▶ PROBLEM TO SOLVE
All entries are to be given again verbatim.

▶ DATA FOR THE TASK

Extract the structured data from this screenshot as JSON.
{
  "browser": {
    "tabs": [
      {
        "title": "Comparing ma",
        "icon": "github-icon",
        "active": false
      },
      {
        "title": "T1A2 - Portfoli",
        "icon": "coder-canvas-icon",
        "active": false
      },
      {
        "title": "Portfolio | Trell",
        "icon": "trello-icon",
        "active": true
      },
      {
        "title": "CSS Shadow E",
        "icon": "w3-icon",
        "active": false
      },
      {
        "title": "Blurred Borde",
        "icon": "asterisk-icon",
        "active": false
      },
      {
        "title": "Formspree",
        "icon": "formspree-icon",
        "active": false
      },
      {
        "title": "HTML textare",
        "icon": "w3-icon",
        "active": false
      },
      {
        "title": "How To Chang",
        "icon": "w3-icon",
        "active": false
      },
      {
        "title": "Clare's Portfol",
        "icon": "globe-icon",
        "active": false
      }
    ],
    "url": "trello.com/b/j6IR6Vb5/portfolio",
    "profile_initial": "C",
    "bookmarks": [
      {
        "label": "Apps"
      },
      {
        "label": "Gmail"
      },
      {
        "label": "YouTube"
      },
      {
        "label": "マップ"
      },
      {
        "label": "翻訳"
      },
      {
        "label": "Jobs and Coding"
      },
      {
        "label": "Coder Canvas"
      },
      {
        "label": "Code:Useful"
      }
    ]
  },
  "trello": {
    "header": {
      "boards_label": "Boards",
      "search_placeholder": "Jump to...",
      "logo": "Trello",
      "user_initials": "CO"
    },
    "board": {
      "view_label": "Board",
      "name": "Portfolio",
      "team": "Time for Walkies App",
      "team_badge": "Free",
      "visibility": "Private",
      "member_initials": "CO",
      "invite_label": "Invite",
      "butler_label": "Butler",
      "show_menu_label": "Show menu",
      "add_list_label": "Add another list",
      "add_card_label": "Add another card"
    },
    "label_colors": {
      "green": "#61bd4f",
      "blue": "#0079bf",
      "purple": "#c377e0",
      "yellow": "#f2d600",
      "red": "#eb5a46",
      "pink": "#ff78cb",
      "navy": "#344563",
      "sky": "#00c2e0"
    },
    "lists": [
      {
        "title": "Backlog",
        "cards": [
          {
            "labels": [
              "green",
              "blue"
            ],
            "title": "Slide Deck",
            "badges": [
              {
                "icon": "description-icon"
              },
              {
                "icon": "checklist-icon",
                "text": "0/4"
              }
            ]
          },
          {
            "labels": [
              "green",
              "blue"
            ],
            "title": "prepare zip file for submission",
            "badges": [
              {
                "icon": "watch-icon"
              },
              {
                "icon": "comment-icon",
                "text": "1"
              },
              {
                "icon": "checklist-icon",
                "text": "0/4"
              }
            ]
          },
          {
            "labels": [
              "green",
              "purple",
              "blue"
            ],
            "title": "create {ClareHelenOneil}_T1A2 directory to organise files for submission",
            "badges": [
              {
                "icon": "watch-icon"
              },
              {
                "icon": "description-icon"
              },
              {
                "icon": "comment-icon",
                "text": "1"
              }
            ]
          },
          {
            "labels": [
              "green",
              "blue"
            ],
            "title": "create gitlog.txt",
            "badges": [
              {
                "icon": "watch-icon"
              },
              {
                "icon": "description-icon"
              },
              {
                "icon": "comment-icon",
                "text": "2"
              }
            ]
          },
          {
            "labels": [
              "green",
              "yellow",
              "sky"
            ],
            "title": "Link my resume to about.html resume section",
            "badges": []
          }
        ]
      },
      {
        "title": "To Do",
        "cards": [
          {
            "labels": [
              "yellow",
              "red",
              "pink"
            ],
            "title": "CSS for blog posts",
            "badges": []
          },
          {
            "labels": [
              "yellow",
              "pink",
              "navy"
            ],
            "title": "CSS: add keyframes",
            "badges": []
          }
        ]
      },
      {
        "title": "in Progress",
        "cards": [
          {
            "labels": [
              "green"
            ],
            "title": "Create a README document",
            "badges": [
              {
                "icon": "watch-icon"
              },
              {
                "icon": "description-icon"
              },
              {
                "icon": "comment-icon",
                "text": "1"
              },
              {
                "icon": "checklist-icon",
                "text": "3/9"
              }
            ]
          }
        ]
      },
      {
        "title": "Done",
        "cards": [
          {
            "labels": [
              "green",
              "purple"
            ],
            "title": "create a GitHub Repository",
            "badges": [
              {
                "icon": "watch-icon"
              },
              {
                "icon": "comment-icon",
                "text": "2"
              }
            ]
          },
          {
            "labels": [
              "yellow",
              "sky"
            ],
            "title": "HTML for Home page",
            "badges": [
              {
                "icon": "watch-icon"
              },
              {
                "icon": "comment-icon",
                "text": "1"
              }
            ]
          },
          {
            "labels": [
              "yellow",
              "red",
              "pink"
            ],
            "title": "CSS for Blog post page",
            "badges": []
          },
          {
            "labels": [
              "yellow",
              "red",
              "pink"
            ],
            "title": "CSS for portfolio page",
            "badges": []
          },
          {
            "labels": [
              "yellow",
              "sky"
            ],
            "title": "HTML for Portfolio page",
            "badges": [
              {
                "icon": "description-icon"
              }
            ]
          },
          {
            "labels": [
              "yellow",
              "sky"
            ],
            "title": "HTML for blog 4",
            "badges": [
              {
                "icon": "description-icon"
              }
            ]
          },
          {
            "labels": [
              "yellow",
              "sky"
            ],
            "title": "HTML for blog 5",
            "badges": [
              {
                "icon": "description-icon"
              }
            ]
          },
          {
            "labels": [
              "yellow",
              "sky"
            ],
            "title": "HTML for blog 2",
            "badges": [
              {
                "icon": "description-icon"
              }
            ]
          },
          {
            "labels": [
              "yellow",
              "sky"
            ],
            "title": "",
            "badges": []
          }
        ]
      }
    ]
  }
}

▶ EXERCISE OUTPUT
Extract the structured data from this screenshot as JSON.
{
  "browser": {
    "tabs": [
      {
        "title": "Comparing ma",
        "icon": "github-icon",
        "active": false
      },
      {
        "title": "T1A2 - Portfoli",
        "icon": "coder-canvas-icon",
        "active": false
      },
      {
        "title": "Portfolio | Trell",
        "icon": "trello-icon",
        "active": true
      },
      {
        "title": "CSS Shadow E",
        "icon": "w3-icon",
        "active": false
      },
      {
        "title": "Blurred Borde",
        "icon": "asterisk-icon",
        "active": false
      },
      {
        "title": "Formspree",
        "icon": "formspree-icon",
        "active": false
      },
      {
        "title": "HTML textare",
        "icon": "w3-icon",
        "active": false
      },
      {
        "title": "How To Chang",
        "icon": "w3-icon",
        "active": false
      },
      {
        "title": "Clare's Portfol",
        "icon": "globe-icon",
        "active": false
      }
    ],
    "url": "trello.com/b/j6IR6Vb5/portfolio",
    "profile_initial": "C",
    "bookmarks": [
      {
        "label": "Apps"
      },
      {
        "label": "Gmail"
      },
      {
        "label": "YouTube"
      },
      {
        "label": "マップ"
      },
      {
        "label": "翻訳"
      },
      {
        "label": "Jobs and Coding"
      },
      {
        "label": "Coder Canvas"
      },
      {
        "label": "Code:Useful"
      }
    ]
  },
  "trello": {
    "header": {
      "boards_label": "Boards",
      "search_placeholder": "Jump to...",
      "logo": "Trello",
      "user_initials": "CO"
    },
    "board": {
      "view_label": "Board",
      "name": "Portfolio",
      "team": "Time for Walkies App",
      "team_badge": "Free",
      "visibility": "Private",
      "member_initials": "CO",
      "invite_label": "Invite",
      "butler_label": "Butler",
      "show_menu_label": "Show menu",
      "add_list_label": "Add another list",
      "add_card_label": "Add another card"
    },
    "label_colors": {
      "green": "#61bd4f",
      "blue": "#0079bf",
      "purple": "#c377e0",
      "yellow": "#f2d600",
      "red": "#eb5a46",
      "pink": "#ff78cb",
      "navy": "#344563",
      "sky": "#00c2e0"
    },
    "lists": [
      {
        "title": "Backlog",
        "cards": [
          {
            "labels": [
              "green",
              "blue"
            ],
            "title": "Slide Deck",
            "badges": [
              {
                "icon": "description-icon"
              },
              {
                "icon": "checklist-icon",
                "text": "0/4"
              }
            ]
          },
          {
            "labels": [
              "green",
              "blue"
            ],
            "title": "prepare zip file for submission",
            "badges": [
              {
                "icon": "watch-icon"
              },
              {
                "icon": "comment-icon",
                "text": "1"
              },
              {
                "icon": "checklist-icon",
                "text": "0/4"
              }
            ]
          },
          {
            "labels": [
              "green",
              "purple",
              "blue"
            ],
            "title": "create {ClareHelenOneil}_T1A2 directory to organise files for submission",
            "badges": [
              {
                "icon": "watch-icon"
              },
              {
                "icon": "description-icon"
              },
              {
                "icon": "comment-icon",
                "text": "1"
              }
            ]
          },
          {
            "labels": [
              "green",
              "blue"
            ],
            "title": "create gitlog.txt",
            "badges": [
              {
                "icon": "watch-icon"
              },
              {
                "icon": "description-icon"
              },
              {
                "icon": "comment-icon",
                "text": "2"
              }
            ]
          },
          {
            "labels": [
              "green",
              "yellow",
              "sky"
            ],
            "title": "Link my resume to about.html resume section",
            "badges": []
          }
        ]
      },
      {
        "title": "To Do",
        "cards": [
          {
            "labels": [
              "yellow",
              "red",
              "pink"
            ],
            "title": "CSS for blog posts",
            "badges": []
          },
          {
            "labels": [
              "yellow",
              "pink",
              "navy"
            ],
            "title": "CSS: add keyframes",
            "badges": []
          }
        ]
      },
      {
        "title": "in Progress",
        "cards": [
          {
            "labels": [
              "green"
            ],
            "title": "Create a README document",
            "badges": [
              {
                "icon": "watch-icon"
              },
              {
                "icon": "description-icon"
              },
              {
                "icon": "comment-icon",
                "text": "1"
              },
              {
                "icon": "checklist-icon",
                "text": "3/9"
              }
            ]
          }
        ]
      },
      {
        "title": "Done",
        "cards": [
          {
            "labels": [
              "green",
              "purple"
            ],
            "title": "create a GitHub Repository",
            "badges": [
              {
                "icon": "watch-icon"
              },
              {
                "icon": "comment-icon",
                "text": "2"
              }
            ]
          },
          {
            "labels": [
              "yellow",
              "sky"
            ],
            "title": "HTML for Home page",
            "badges": [
              {
                "icon": "watch-icon"
              },
              {
                "icon": "comment-icon",
                "text": "1"
              }
            ]
          },
          {
            "labels": [
              "yellow",
              "red",
              "pink"
            ],
            "title": "CSS for Blog post page",
            "badges": []
          },
          {
            "labels": [
              "yellow",
              "red",
              "pink"
            ],
            "title": "CSS for portfolio page",
            "badges": []
          },
          {
            "labels": [
              "yellow",
              "sky"
            ],
            "title": "HTML for Portfolio page",
            "badges": [
              {
                "icon": "description-icon"
              }
            ]
          },
          {
            "labels": [
              "yellow",
              "sky"
            ],
            "title": "HTML for blog 4",
            "badges": [
              {
                "icon": "description-icon"
              }
            ]
          },
          {
            "labels": [
              "yellow",
              "sky"
            ],
            "title": "HTML for blog 5",
            "badges": [
              {
                "icon": "description-icon"
              }
            ]
          },
          {
            "labels": [
              "yellow",
              "sky"
            ],
            "title": "HTML for blog 2",
            "badges": [
              {
                "icon": "description-icon"
              }
            ]
          },
          {
            "labels": [
              "yellow",
              "sky"
            ],
            "title": "",
            "badges": []
          }
        ]
      }
    ]
  }
}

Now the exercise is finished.